▸ What to produce:
In the data that follows, count the lines in which the word "text" occurs, and report that figure alone.

▸ Material shown:
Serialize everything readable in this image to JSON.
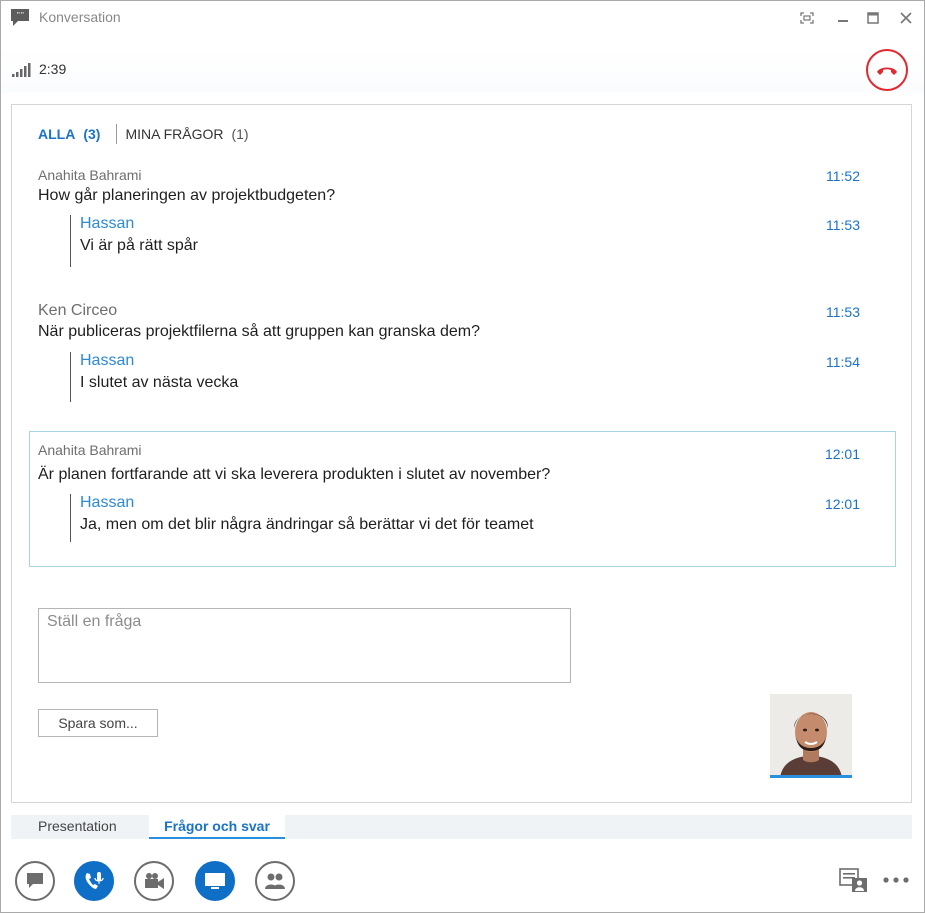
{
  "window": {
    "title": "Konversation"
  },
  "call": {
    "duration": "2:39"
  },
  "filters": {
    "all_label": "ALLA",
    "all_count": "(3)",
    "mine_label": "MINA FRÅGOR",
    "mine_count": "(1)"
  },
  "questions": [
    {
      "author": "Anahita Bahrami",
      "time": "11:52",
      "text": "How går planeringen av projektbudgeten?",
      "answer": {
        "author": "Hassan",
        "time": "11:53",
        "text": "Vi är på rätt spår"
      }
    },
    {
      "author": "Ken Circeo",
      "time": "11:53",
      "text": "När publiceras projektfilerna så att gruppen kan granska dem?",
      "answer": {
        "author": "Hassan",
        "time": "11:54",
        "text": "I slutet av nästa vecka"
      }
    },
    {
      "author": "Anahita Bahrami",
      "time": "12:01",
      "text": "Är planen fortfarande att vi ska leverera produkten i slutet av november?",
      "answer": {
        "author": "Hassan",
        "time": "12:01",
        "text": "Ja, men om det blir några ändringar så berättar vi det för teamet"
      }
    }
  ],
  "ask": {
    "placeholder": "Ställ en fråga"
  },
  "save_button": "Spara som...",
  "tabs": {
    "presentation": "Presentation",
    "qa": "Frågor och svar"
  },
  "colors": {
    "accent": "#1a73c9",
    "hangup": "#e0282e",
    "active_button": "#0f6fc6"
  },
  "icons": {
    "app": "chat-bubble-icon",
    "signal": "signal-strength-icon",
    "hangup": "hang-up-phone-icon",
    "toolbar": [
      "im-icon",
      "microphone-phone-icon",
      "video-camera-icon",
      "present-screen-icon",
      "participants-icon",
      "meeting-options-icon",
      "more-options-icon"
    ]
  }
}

...

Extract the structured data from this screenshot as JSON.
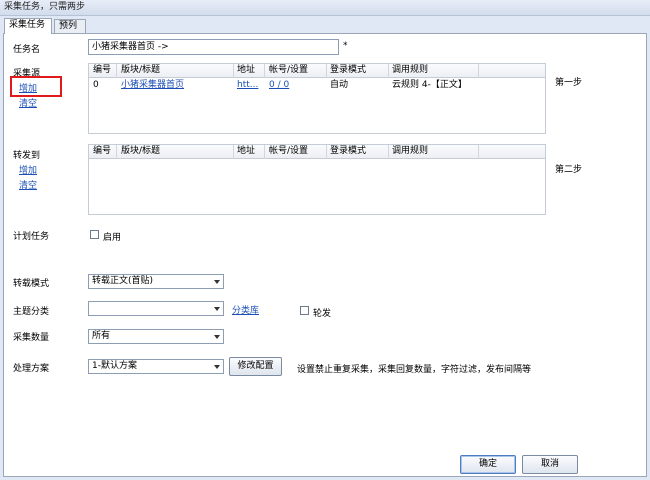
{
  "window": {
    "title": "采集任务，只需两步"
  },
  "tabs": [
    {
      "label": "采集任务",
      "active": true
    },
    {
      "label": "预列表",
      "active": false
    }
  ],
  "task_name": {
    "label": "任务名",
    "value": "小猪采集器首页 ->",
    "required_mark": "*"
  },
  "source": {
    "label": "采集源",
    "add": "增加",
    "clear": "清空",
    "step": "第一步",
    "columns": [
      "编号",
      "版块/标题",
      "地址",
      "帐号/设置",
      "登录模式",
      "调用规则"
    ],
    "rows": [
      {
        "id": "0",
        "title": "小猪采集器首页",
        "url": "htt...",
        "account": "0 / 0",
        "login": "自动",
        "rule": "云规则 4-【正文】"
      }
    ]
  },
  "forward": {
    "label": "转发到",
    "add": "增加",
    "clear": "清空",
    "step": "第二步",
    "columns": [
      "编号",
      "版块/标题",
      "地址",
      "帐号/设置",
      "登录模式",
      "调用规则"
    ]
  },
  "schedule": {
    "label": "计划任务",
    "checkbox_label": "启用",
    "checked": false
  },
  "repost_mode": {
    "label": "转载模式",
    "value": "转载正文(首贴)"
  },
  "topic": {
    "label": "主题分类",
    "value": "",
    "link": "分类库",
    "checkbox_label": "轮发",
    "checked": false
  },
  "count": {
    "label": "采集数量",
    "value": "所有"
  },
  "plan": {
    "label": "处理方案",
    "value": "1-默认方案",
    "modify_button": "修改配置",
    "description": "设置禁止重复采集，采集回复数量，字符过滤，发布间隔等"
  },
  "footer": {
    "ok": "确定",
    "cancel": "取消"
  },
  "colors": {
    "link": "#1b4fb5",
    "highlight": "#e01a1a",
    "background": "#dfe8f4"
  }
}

▸ Expected output:
6